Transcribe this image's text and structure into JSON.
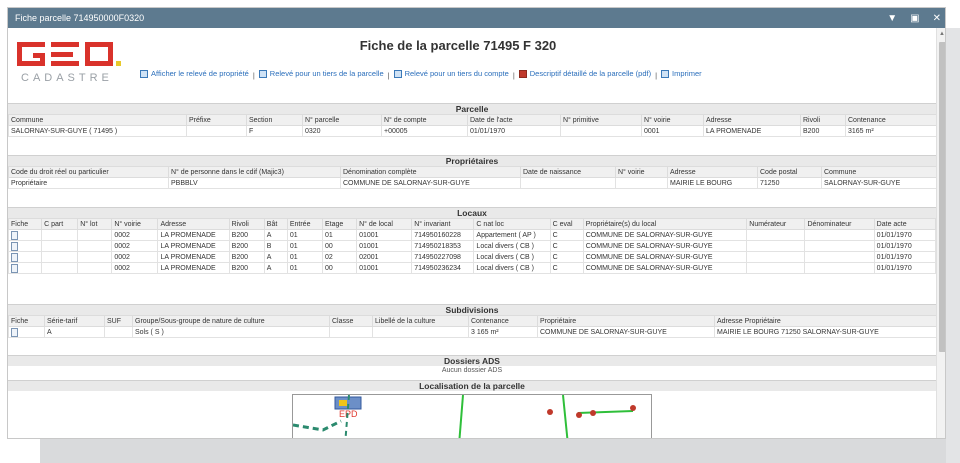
{
  "window": {
    "title": "Fiche parcelle 714950000F0320"
  },
  "logo": {
    "main": "GEO",
    "sub": "CADASTRE"
  },
  "heading": "Fiche de la parcelle 71495 F 320",
  "links": [
    "Afficher le relevé de propriété",
    "Relevé pour un tiers de la parcelle",
    "Relevé pour un tiers du compte",
    "Descriptif détaillé de la parcelle (pdf)",
    "Imprimer"
  ],
  "link_sep": "|",
  "parcelle": {
    "title": "Parcelle",
    "headers": [
      "Commune",
      "Préfixe",
      "Section",
      "N° parcelle",
      "N° de compte",
      "Date de l'acte",
      "N° primitive",
      "N° voirie",
      "Adresse",
      "Rivoli",
      "Contenance"
    ],
    "rows": [
      [
        "SALORNAY-SUR-GUYE ( 71495 )",
        "",
        "F",
        "0320",
        "+00005",
        "01/01/1970",
        "",
        "0001",
        "LA PROMENADE",
        "B200",
        "3165 m²"
      ]
    ]
  },
  "proprietaires": {
    "title": "Propriétaires",
    "headers": [
      "Code du droit réel ou particulier",
      "N° de personne dans le cdif (Majic3)",
      "Dénomination complète",
      "Date de naissance",
      "N° voirie",
      "Adresse",
      "Code postal",
      "Commune"
    ],
    "rows": [
      [
        "Propriétaire",
        "PBBBLV",
        "COMMUNE DE SALORNAY-SUR-GUYE",
        "",
        "",
        "MAIRIE LE BOURG",
        "71250",
        "SALORNAY-SUR-GUYE"
      ]
    ]
  },
  "locaux": {
    "title": "Locaux",
    "headers": [
      "Fiche",
      "C part",
      "N° lot",
      "N° voirie",
      "Adresse",
      "Rivoli",
      "Bât",
      "Entrée",
      "Etage",
      "N° de local",
      "N° invariant",
      "C nat loc",
      "C eval",
      "Propriétaire(s) du local",
      "Numérateur",
      "Dénominateur",
      "Date acte"
    ],
    "rows": [
      [
        "",
        "",
        "",
        "0002",
        "LA PROMENADE",
        "B200",
        "A",
        "01",
        "01",
        "01001",
        "714950160228",
        "Appartement ( AP )",
        "C",
        "COMMUNE DE SALORNAY-SUR-GUYE",
        "",
        "",
        "01/01/1970"
      ],
      [
        "",
        "",
        "",
        "0002",
        "LA PROMENADE",
        "B200",
        "B",
        "01",
        "00",
        "01001",
        "714950218353",
        "Local divers ( CB )",
        "C",
        "COMMUNE DE SALORNAY-SUR-GUYE",
        "",
        "",
        "01/01/1970"
      ],
      [
        "",
        "",
        "",
        "0002",
        "LA PROMENADE",
        "B200",
        "A",
        "01",
        "02",
        "02001",
        "714950227098",
        "Local divers ( CB )",
        "C",
        "COMMUNE DE SALORNAY-SUR-GUYE",
        "",
        "",
        "01/01/1970"
      ],
      [
        "",
        "",
        "",
        "0002",
        "LA PROMENADE",
        "B200",
        "A",
        "01",
        "00",
        "01001",
        "714950236234",
        "Local divers ( CB )",
        "C",
        "COMMUNE DE SALORNAY-SUR-GUYE",
        "",
        "",
        "01/01/1970"
      ]
    ]
  },
  "subdivisions": {
    "title": "Subdivisions",
    "headers": [
      "Fiche",
      "Série-tarif",
      "SUF",
      "Groupe/Sous-groupe de nature de culture",
      "Classe",
      "Libellé de la culture",
      "Contenance",
      "Propriétaire",
      "Adresse Propriétaire"
    ],
    "rows": [
      [
        "",
        "A",
        "",
        "Sols ( S )",
        "",
        "",
        "3 165 m²",
        "COMMUNE DE SALORNAY-SUR-GUYE",
        "MAIRIE LE BOURG 71250 SALORNAY-SUR-GUYE"
      ]
    ]
  },
  "ads": {
    "title": "Dossiers ADS",
    "text": "Aucun dossier ADS"
  },
  "localisation": {
    "title": "Localisation de la parcelle",
    "map_label": "EPD"
  },
  "colors": {
    "titlebar": "#5d7a8f",
    "logo_red": "#d9322b",
    "link": "#2a6ebb",
    "map_green": "#2fbf3a"
  }
}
════════════════════
WORK INSTRUCTIONS: From the entries above, copy every line that holds the word "pour".

WRITTEN SOLUTION:
    "Relevé pour un tiers de la parcelle",
    "Relevé pour un tiers du compte",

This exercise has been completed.